## BEGIN

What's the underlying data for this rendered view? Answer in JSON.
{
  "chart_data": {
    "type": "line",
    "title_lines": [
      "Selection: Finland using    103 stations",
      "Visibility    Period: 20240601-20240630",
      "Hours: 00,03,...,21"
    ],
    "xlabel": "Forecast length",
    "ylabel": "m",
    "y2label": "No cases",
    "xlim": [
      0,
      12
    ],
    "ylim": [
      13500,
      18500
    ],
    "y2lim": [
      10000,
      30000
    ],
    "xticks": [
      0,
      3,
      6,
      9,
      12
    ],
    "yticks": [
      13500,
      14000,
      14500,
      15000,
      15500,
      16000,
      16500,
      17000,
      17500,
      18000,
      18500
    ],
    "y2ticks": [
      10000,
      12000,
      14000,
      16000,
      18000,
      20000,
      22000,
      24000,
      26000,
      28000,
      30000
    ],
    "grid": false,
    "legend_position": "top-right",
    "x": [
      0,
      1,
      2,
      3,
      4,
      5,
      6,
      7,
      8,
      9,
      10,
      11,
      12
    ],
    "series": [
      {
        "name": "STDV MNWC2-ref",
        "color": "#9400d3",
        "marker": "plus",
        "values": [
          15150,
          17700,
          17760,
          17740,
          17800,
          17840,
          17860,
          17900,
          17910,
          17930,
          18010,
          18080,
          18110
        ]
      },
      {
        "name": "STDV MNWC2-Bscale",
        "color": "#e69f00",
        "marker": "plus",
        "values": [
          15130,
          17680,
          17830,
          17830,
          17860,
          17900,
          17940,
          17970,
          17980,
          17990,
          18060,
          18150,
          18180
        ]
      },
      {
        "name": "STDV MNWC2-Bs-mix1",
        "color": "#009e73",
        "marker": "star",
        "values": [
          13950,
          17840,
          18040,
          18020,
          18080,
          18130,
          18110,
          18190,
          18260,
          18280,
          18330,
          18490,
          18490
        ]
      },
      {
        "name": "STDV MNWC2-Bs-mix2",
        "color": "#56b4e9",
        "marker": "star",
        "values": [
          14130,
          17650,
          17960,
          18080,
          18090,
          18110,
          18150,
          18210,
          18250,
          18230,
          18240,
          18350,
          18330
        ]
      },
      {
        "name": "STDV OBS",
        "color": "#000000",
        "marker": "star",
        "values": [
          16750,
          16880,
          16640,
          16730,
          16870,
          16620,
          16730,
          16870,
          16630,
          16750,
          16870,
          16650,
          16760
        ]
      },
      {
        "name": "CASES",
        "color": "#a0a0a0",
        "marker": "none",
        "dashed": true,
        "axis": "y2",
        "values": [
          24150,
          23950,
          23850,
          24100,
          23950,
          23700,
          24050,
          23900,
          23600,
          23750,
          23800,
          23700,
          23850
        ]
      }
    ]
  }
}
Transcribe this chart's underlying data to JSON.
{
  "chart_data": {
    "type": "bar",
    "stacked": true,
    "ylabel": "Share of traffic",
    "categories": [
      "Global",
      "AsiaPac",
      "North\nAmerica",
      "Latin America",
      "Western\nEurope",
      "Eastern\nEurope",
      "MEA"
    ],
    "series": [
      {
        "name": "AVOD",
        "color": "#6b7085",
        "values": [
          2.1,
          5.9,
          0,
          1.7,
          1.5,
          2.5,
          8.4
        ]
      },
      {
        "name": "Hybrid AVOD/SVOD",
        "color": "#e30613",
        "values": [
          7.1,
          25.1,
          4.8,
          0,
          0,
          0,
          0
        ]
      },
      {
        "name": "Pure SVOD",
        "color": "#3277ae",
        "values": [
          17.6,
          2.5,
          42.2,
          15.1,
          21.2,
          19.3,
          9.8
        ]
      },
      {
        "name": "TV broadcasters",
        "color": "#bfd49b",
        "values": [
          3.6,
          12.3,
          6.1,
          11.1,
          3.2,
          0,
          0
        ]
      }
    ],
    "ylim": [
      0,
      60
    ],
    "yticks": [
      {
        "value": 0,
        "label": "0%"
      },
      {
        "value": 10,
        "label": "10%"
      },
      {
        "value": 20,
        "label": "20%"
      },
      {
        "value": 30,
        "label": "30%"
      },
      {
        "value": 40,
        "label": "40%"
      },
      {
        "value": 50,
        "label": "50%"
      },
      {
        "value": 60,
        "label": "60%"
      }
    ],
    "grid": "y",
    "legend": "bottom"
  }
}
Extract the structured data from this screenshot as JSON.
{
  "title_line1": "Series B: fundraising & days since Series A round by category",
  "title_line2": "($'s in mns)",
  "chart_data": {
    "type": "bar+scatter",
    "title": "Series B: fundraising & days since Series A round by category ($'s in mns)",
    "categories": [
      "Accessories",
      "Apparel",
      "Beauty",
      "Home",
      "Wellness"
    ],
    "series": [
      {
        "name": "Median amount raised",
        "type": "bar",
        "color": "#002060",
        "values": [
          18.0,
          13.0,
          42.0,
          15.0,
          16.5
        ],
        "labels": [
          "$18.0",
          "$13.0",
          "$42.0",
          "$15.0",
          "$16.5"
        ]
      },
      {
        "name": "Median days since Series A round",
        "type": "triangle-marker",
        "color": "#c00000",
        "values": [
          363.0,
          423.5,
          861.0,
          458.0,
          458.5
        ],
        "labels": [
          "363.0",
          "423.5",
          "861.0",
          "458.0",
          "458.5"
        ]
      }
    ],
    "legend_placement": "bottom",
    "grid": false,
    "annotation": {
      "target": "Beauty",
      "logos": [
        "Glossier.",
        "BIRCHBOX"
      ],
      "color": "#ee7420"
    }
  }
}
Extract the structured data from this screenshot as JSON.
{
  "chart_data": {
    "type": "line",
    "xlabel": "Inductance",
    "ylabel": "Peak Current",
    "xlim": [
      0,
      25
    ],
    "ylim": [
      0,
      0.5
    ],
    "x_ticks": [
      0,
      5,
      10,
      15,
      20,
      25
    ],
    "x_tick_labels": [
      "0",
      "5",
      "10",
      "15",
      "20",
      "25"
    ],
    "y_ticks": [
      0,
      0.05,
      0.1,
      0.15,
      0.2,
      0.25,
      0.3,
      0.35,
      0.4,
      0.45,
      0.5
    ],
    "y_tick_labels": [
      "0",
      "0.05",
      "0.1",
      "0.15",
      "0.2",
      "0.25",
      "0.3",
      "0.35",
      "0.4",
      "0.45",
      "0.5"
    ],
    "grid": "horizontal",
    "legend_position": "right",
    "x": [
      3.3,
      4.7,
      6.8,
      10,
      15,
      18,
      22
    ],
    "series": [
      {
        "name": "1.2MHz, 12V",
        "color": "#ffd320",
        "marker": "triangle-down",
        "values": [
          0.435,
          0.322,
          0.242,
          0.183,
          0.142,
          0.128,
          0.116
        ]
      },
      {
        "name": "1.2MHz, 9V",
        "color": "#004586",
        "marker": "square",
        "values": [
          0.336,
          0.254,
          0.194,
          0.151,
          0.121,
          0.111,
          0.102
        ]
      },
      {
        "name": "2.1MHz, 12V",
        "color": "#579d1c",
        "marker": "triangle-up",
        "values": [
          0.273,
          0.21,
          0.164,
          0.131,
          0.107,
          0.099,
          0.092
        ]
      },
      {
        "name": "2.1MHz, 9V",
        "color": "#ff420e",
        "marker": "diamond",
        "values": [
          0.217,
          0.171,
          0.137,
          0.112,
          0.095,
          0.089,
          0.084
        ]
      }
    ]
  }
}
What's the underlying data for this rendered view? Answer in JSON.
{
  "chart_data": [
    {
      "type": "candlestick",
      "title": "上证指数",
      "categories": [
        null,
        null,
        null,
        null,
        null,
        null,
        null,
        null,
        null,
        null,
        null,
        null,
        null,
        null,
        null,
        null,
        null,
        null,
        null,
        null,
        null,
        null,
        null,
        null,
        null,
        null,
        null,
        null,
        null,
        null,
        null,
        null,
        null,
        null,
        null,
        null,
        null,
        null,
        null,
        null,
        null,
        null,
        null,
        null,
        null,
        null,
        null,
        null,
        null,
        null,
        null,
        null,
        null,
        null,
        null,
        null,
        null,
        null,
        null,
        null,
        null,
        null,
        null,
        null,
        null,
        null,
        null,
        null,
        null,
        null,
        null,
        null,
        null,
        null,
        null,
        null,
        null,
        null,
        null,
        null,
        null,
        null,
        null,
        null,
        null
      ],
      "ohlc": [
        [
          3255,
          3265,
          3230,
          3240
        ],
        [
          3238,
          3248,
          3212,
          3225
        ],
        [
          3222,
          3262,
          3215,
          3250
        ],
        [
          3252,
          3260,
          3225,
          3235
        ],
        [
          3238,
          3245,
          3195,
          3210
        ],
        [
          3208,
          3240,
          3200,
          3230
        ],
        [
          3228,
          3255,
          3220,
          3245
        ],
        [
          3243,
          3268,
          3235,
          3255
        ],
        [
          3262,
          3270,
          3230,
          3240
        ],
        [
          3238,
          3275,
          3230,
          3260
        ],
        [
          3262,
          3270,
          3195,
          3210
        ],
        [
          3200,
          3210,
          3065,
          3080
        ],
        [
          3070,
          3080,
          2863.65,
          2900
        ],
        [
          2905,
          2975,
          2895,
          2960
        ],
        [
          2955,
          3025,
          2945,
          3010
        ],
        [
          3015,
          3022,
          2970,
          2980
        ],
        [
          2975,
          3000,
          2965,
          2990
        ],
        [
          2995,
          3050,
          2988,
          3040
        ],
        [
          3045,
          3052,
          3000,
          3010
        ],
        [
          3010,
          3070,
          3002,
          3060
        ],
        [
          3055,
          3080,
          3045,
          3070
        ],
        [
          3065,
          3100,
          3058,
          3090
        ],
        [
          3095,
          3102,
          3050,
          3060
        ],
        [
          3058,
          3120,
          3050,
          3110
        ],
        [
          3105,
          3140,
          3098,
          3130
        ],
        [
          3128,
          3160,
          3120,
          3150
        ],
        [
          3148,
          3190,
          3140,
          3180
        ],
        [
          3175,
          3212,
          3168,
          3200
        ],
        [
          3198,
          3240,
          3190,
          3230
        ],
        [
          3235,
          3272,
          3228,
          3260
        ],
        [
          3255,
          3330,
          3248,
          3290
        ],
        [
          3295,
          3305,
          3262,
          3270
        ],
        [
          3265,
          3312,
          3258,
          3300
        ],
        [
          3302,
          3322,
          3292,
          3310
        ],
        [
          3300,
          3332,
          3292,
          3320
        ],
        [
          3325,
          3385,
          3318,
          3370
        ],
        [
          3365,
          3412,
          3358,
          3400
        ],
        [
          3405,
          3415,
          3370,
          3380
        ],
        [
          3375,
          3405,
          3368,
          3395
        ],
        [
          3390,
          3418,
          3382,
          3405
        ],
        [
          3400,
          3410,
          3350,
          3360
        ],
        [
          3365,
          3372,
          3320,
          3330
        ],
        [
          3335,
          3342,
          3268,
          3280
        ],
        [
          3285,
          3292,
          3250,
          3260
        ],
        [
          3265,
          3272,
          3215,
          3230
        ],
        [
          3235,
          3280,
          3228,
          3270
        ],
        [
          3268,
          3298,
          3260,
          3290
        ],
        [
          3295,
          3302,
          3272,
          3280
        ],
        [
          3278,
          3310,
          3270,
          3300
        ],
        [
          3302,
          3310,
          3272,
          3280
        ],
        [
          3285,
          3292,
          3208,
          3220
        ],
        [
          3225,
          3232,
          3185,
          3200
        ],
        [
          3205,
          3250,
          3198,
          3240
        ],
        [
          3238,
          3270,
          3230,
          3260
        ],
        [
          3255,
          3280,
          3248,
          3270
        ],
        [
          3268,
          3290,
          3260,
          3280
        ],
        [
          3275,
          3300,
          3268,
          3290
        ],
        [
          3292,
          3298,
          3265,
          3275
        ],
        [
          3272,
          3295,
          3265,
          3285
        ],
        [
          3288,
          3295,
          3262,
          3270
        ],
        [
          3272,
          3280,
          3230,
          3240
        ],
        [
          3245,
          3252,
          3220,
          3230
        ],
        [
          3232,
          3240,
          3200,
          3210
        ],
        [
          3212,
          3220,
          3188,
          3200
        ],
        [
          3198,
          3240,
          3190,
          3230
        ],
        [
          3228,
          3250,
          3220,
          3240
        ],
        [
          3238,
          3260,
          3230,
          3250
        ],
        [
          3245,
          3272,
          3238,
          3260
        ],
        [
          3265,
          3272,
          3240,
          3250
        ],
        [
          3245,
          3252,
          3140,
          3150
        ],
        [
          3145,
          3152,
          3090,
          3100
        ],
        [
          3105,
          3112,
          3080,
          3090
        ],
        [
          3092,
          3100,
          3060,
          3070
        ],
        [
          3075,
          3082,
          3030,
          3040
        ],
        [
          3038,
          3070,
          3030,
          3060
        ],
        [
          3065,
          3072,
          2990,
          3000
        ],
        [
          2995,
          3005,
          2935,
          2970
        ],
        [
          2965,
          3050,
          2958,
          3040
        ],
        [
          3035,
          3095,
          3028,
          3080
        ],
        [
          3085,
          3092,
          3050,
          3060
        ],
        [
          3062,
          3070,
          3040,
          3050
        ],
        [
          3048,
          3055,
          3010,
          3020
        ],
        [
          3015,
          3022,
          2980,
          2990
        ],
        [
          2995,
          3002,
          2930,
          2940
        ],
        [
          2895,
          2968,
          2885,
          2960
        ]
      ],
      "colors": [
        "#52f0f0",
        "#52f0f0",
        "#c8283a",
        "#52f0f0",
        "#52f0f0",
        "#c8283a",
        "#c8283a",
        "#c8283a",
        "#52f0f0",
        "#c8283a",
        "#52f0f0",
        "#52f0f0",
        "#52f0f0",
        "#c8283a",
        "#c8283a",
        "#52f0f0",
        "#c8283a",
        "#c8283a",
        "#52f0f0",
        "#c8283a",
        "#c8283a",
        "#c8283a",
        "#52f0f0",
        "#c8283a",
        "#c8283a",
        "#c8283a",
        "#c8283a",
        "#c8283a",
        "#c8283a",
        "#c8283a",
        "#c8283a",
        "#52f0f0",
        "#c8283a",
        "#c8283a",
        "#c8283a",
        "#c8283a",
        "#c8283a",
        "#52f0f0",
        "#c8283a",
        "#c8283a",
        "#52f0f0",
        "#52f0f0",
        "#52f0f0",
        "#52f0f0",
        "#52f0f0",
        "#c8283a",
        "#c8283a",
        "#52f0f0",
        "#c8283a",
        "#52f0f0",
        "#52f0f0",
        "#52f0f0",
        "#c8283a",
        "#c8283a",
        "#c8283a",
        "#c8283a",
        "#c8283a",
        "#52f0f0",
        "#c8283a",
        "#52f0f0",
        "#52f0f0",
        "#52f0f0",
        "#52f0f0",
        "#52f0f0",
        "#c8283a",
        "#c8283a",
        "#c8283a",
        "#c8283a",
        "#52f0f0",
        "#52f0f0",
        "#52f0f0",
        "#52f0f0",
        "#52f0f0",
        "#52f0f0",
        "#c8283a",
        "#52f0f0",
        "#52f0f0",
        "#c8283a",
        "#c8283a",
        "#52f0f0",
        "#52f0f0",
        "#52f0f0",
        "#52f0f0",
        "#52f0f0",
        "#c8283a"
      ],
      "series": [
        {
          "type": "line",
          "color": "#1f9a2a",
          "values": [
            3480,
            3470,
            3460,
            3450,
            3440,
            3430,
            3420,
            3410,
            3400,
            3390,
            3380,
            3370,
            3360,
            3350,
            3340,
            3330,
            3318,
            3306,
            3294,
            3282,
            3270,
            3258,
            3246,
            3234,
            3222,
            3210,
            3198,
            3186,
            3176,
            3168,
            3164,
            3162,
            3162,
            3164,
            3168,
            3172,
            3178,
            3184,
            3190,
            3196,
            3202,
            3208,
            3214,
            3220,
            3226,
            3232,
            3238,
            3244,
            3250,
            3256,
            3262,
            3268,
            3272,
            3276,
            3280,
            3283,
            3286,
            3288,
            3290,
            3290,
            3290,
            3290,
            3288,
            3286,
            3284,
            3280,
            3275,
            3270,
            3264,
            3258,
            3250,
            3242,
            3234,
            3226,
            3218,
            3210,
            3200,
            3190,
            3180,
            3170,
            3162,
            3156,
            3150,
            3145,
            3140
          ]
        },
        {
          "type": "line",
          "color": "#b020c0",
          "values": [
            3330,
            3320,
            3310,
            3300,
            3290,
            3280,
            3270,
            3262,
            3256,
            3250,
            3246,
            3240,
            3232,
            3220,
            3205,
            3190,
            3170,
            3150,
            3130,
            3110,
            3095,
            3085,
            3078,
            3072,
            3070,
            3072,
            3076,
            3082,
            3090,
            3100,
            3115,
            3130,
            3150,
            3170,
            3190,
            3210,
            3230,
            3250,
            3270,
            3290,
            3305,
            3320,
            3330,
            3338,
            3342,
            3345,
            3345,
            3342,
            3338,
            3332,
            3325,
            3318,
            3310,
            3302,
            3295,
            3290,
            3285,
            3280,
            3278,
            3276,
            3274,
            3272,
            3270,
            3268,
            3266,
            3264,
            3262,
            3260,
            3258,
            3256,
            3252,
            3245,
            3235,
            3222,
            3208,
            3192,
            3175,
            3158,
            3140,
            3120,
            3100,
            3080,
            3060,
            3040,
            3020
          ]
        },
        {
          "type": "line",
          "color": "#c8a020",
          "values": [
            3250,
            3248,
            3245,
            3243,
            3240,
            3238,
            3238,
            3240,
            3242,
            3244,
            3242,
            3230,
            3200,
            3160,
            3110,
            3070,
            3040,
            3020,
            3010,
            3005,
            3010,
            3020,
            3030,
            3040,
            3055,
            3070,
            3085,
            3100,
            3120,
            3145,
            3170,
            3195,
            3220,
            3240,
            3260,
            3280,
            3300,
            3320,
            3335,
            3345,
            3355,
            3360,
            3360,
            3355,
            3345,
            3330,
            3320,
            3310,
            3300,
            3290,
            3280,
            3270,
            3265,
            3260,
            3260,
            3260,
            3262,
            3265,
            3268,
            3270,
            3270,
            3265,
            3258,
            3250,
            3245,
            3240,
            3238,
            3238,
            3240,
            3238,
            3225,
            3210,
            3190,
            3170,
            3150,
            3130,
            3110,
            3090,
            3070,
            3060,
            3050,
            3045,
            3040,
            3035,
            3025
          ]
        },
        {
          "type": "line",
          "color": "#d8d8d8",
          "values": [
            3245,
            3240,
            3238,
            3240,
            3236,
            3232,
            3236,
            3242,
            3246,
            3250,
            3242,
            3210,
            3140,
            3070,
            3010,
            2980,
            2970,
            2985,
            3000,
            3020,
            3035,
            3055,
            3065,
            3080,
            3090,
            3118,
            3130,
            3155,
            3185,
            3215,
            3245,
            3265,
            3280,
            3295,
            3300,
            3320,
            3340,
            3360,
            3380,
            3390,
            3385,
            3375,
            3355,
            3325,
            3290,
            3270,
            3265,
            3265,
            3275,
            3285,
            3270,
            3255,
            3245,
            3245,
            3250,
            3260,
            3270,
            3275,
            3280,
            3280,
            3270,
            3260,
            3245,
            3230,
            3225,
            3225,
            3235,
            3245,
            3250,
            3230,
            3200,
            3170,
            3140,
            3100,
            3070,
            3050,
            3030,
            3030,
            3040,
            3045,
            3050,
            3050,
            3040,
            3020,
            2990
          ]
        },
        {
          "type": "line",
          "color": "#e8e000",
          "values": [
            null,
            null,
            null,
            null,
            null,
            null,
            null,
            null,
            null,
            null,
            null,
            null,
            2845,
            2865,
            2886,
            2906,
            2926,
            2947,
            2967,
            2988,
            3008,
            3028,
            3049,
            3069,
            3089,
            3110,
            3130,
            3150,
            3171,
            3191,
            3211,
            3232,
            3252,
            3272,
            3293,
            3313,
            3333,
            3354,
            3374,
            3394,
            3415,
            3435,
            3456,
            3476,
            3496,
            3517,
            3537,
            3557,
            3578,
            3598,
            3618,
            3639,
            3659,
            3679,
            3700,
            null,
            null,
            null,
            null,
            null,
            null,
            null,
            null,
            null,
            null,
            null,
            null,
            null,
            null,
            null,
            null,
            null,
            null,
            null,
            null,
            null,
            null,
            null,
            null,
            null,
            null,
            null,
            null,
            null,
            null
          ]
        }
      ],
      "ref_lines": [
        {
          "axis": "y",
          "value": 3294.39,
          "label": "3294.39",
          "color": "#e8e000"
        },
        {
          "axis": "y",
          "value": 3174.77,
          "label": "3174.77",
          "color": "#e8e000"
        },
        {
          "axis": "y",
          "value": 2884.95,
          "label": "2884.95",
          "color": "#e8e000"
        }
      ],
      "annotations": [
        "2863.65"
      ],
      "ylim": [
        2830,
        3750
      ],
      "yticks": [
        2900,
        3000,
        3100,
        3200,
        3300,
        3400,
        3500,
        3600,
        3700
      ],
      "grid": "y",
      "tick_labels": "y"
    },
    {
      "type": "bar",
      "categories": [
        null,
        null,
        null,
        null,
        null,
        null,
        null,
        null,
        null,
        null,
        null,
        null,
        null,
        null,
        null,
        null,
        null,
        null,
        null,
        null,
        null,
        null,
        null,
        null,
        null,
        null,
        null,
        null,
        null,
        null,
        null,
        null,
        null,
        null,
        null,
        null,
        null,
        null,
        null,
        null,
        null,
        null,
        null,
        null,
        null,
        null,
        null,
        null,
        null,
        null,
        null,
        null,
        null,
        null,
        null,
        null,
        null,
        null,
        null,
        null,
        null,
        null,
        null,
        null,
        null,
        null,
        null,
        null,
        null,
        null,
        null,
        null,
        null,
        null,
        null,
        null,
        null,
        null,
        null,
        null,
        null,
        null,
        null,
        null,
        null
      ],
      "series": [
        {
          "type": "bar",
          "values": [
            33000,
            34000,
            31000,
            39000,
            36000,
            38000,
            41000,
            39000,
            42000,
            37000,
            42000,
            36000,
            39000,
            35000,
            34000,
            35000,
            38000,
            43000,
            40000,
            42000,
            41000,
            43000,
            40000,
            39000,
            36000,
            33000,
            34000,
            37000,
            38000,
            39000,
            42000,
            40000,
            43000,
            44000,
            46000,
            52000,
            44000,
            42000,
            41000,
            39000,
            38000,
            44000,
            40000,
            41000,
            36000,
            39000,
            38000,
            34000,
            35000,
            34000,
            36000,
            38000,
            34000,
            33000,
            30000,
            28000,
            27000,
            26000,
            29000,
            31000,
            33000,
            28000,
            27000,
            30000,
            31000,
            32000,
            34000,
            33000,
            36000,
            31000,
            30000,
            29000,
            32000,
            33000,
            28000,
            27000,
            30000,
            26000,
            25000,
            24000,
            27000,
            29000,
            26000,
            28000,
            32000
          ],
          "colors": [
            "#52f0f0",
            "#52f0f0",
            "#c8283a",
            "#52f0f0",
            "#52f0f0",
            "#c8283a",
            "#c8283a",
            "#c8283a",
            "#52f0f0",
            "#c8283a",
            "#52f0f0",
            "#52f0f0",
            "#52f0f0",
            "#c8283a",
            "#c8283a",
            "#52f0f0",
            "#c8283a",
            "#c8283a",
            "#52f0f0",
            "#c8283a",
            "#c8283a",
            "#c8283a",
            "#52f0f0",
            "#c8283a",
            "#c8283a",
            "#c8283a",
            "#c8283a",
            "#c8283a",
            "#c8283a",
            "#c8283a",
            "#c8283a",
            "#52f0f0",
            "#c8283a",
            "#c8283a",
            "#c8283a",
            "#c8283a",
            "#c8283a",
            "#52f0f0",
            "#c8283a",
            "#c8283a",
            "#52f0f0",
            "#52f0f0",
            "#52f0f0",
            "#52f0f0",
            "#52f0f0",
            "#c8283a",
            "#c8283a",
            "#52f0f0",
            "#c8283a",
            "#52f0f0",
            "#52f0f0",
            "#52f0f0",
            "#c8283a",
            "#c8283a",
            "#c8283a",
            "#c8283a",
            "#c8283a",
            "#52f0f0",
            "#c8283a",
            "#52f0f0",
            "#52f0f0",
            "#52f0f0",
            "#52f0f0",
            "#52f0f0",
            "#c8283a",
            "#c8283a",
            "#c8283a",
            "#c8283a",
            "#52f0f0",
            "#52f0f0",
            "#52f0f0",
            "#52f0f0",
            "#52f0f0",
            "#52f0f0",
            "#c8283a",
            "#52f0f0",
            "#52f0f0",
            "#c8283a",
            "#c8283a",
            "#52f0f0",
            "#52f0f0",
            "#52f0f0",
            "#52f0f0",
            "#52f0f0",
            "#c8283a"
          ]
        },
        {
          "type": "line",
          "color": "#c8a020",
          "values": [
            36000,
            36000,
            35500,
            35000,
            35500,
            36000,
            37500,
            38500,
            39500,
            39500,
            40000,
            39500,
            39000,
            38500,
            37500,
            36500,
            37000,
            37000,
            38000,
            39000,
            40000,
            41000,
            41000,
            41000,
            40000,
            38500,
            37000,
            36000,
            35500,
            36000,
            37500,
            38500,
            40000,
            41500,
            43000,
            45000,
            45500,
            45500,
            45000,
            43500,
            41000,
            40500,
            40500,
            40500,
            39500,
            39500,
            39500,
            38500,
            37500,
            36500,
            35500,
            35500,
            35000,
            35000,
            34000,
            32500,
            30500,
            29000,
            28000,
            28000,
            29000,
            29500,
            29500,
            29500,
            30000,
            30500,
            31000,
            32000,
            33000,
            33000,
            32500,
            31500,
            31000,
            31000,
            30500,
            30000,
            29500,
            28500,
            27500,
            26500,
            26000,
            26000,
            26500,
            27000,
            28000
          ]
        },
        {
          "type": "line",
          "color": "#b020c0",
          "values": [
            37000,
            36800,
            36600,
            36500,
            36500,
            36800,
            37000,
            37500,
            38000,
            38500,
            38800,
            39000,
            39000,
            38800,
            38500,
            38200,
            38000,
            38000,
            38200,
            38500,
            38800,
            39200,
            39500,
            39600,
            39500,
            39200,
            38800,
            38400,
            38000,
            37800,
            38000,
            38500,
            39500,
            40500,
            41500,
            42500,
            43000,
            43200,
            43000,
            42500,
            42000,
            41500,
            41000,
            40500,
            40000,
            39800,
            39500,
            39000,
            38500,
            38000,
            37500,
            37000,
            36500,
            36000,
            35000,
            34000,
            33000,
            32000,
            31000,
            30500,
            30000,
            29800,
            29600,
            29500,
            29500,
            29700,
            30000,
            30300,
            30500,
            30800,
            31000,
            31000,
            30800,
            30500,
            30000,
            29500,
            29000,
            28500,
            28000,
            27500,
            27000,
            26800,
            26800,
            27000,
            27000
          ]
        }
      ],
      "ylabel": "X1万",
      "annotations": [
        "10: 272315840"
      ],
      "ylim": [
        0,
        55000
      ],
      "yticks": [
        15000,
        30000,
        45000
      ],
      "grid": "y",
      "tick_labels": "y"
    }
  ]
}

## END

From the material above, copy each line that includes the word "STDV".

■ Expected answer
        "name": "STDV MNWC2-ref",
        "name": "STDV MNWC2-Bscale",
        "name": "STDV MNWC2-Bs-mix1",
        "name": "STDV MNWC2-Bs-mix2",
        "name": "STDV OBS",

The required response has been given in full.